There are no training fit values for the ensemble and disjunction models because the cross-validation scheme we use from caret is based on random partitioning, meaning the sets of predictions are not comparable, and thus not averageable accross models. Without some extra work.4 However, since there is no fitting or parameter tuning involved in averaging or disjointing, the test fit should still be a valid indication of out-of-sample, true forecast performance.

There are three important caveats for using these accuracy values to set expectations for how accurate the 2017 forecasts are going to be. Coup attemps are becoming less frequent over time, which is part of the reason that accuracy is higher in the training than test period. Second, the test period forecasts are not generated exactly the same way as the 2017 forecasts. We extrapolate some data values for 2016/2017, like Polity regime types, by assuming they will stay as they were last year. That could introduce some variation. Lastly, the numbers above are average fit measures computed on the basis of decades of data. There is variation in the accuracy for any single year, depending in part on the actual number of coup attempts in that year.


The data range from 1960 to 2017. The data for 2017 are really values for 2016–most covariates are lagged 1 year? We can update some covariates, like how many years a current leader has been in power, by assuming things will stay the same as on December 31st, 2016. We use the Gleditsch and Ward list of independent states as the basis for constructing the country-year data. We count states that existed on December 31st of a year, and also used the last day of the year for capturing things like the sitting leader or regime type.

━━━━

## GIVEN EXERCISE 1
In the records, swap "table-cell" for "grid-cell" across the stretch from the start of the records through the line containing "table-cell: 68-72 bbox=[532, 475, 667, 525]", leaving everything else as it is.

━━━━

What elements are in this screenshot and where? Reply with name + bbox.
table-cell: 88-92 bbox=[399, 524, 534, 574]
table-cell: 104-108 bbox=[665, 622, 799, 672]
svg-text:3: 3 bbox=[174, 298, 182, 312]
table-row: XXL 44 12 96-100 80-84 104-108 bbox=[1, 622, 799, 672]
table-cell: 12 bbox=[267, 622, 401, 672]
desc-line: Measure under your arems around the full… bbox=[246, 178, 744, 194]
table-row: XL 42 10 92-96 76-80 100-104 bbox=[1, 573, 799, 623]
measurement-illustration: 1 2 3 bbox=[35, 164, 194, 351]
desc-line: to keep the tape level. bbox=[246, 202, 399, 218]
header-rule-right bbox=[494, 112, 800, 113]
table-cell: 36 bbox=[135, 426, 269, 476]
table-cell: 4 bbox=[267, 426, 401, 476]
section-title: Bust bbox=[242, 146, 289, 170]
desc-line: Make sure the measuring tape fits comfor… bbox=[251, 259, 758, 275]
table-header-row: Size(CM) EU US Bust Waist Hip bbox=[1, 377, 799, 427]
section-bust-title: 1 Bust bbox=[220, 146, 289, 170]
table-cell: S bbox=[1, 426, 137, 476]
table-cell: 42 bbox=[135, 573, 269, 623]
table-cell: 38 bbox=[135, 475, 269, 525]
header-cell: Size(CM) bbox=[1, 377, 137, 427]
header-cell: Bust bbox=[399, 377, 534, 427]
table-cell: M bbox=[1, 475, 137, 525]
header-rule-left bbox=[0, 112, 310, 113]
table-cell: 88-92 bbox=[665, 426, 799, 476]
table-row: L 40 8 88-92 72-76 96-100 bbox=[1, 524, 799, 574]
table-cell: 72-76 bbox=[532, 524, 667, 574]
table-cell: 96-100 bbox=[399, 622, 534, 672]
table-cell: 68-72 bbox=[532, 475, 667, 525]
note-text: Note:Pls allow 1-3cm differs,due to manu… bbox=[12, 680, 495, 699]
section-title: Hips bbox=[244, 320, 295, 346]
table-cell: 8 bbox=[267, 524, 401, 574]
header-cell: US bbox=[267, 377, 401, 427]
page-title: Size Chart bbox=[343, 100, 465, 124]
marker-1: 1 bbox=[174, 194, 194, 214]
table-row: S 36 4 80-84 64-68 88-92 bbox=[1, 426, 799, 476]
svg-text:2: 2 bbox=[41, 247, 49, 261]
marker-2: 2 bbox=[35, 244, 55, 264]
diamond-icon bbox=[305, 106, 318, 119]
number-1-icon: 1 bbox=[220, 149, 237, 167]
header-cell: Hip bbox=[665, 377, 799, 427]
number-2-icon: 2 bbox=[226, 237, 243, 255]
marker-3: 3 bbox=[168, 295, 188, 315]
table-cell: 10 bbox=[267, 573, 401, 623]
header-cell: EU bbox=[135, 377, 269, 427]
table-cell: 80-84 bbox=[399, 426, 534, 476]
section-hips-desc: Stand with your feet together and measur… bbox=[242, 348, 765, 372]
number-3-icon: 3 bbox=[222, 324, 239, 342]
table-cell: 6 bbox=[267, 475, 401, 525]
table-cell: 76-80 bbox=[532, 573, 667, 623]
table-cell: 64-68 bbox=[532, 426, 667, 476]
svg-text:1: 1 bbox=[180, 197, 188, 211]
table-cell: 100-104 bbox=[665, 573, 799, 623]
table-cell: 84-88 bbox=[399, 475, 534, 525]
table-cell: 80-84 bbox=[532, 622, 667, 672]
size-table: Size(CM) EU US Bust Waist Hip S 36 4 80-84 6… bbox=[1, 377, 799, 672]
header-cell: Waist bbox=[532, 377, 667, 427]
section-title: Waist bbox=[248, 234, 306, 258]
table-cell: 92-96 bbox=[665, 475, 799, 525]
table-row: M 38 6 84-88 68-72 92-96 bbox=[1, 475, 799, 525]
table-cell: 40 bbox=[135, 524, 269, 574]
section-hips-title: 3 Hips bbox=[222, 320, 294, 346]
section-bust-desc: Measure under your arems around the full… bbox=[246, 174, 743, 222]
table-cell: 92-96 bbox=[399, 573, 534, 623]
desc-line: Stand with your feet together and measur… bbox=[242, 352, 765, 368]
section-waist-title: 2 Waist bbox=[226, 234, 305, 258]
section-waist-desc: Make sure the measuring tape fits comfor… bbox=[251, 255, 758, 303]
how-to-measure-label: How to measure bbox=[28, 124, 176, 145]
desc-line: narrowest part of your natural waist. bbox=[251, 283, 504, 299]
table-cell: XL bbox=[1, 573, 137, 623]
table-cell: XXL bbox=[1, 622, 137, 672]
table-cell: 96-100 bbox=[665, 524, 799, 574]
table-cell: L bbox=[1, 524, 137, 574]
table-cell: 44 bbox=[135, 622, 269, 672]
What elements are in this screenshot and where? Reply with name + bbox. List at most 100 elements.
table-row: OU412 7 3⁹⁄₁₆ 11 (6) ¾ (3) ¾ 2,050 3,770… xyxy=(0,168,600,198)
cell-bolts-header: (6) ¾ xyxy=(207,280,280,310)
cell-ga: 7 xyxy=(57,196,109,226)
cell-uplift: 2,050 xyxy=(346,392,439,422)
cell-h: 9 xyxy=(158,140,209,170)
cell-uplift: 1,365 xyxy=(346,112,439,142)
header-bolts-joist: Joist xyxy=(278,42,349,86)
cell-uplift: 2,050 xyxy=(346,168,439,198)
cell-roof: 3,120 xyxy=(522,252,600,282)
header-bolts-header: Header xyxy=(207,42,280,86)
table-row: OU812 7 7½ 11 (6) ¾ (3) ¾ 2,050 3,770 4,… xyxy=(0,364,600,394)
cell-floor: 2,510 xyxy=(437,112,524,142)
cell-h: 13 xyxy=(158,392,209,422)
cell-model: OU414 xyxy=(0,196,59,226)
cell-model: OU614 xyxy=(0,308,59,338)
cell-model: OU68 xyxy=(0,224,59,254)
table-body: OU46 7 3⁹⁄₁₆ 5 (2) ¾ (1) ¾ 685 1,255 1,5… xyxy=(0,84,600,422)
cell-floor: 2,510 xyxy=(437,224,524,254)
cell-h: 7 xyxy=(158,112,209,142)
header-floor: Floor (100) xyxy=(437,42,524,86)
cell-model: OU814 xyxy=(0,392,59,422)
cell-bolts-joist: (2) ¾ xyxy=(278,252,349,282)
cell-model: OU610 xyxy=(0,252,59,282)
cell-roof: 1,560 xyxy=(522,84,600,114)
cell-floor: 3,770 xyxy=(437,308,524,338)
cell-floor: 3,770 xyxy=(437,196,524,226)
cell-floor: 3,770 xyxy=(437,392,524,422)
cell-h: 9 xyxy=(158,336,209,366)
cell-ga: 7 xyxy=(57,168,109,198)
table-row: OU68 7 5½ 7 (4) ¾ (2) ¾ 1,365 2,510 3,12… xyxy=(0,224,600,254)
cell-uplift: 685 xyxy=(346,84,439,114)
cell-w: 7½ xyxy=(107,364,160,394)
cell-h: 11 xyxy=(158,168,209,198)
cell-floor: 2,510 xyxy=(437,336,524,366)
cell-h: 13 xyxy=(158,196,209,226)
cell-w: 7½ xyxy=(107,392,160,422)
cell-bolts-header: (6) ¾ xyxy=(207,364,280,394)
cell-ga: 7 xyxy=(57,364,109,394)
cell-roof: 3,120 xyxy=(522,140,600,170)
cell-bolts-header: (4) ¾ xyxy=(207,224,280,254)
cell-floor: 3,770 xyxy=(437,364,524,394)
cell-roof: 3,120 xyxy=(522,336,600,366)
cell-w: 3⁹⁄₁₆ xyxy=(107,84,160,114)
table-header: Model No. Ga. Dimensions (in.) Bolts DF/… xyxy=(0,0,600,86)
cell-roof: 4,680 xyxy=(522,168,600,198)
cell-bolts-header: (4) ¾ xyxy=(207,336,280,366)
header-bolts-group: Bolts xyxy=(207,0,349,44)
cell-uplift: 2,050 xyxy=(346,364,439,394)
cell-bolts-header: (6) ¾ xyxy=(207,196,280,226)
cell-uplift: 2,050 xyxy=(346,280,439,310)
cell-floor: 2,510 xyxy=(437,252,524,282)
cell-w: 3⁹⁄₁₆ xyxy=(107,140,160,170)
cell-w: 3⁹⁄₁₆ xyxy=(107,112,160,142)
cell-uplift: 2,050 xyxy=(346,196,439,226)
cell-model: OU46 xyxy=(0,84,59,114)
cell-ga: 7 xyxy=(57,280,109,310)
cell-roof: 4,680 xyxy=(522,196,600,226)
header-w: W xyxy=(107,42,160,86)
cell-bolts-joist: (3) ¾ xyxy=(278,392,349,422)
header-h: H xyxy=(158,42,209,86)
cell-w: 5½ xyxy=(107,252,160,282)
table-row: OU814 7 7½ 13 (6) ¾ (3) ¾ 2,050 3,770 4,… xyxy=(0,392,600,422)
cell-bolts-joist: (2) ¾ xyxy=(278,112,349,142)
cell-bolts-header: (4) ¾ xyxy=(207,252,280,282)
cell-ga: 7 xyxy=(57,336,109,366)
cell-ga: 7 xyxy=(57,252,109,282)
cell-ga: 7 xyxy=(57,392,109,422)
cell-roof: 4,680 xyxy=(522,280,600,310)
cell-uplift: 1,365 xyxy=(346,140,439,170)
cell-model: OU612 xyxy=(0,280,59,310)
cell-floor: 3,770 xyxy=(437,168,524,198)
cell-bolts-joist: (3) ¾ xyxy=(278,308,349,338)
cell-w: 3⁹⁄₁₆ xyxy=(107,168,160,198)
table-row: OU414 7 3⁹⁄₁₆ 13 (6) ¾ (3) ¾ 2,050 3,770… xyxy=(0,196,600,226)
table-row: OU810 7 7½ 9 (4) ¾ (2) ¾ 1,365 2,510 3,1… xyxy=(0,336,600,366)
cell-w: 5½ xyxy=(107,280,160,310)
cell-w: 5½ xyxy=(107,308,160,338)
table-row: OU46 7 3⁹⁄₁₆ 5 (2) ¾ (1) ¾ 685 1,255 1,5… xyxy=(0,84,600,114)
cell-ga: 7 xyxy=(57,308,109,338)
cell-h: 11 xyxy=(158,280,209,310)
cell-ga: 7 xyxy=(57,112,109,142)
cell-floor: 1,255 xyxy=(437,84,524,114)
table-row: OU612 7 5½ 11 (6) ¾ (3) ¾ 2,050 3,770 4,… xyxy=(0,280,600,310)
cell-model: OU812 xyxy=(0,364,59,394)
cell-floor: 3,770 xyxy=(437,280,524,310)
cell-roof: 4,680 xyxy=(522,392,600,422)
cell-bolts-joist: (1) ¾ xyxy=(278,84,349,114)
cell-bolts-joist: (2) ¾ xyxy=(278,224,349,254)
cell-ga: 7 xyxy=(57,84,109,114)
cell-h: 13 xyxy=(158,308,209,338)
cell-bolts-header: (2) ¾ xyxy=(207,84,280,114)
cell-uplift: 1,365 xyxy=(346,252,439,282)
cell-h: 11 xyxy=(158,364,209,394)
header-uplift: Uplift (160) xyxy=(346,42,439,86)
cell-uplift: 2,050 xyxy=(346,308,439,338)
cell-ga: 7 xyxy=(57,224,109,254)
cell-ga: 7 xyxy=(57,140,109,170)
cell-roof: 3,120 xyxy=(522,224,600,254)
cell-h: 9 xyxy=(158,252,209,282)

━━━━

## GIVEN EXERCISE 2
Decide whether each statement agrees with the coup forecasting text, and back each yes or no with the deciding words from it: (a) The data cover the years 1960 to 2017. (b) Accuracy is higher in the test period than in the training period. (c) The ensemble and disjunction models have training fit values.

## PROBLEM SOLUTION 1
What elements are in this screenshot and where? Reply with name + bbox.
grid-cell: 88-92 bbox=[399, 524, 534, 574]
grid-cell: 104-108 bbox=[665, 622, 799, 672]
svg-text:3: 3 bbox=[174, 298, 182, 312]
table-row: XXL 44 12 96-100 80-84 104-108 bbox=[1, 622, 799, 672]
grid-cell: 12 bbox=[267, 622, 401, 672]
desc-line: Measure under your arems around the full… bbox=[246, 178, 744, 194]
table-row: XL 42 10 92-96 76-80 100-104 bbox=[1, 573, 799, 623]
measurement-illustration: 1 2 3 bbox=[35, 164, 194, 351]
desc-line: to keep the tape level. bbox=[246, 202, 399, 218]
header-rule-right bbox=[494, 112, 800, 113]
grid-cell: 36 bbox=[135, 426, 269, 476]
grid-cell: 4 bbox=[267, 426, 401, 476]
section-title: Bust bbox=[242, 146, 289, 170]
desc-line: Make sure the measuring tape fits comfor… bbox=[251, 259, 758, 275]
table-header-row: Size(CM) EU US Bust Waist Hip bbox=[1, 377, 799, 427]
section-bust-title: 1 Bust bbox=[220, 146, 289, 170]
grid-cell: S bbox=[1, 426, 137, 476]
grid-cell: 42 bbox=[135, 573, 269, 623]
grid-cell: 38 bbox=[135, 475, 269, 525]
header-cell: Size(CM) bbox=[1, 377, 137, 427]
header-cell: Bust bbox=[399, 377, 534, 427]
grid-cell: M bbox=[1, 475, 137, 525]
header-rule-left bbox=[0, 112, 310, 113]
grid-cell: 88-92 bbox=[665, 426, 799, 476]
table-row: L 40 8 88-92 72-76 96-100 bbox=[1, 524, 799, 574]
grid-cell: 72-76 bbox=[532, 524, 667, 574]
grid-cell: 96-100 bbox=[399, 622, 534, 672]
grid-cell: 68-72 bbox=[532, 475, 667, 525]

## PROBLEM SOLUTION 2
(a) Yes: "The data range from 1960 to 2017."
(b) No: "accuracy is higher in the training than test period"
(c) No: "There are no training fit values for the ensemble and disjunction models"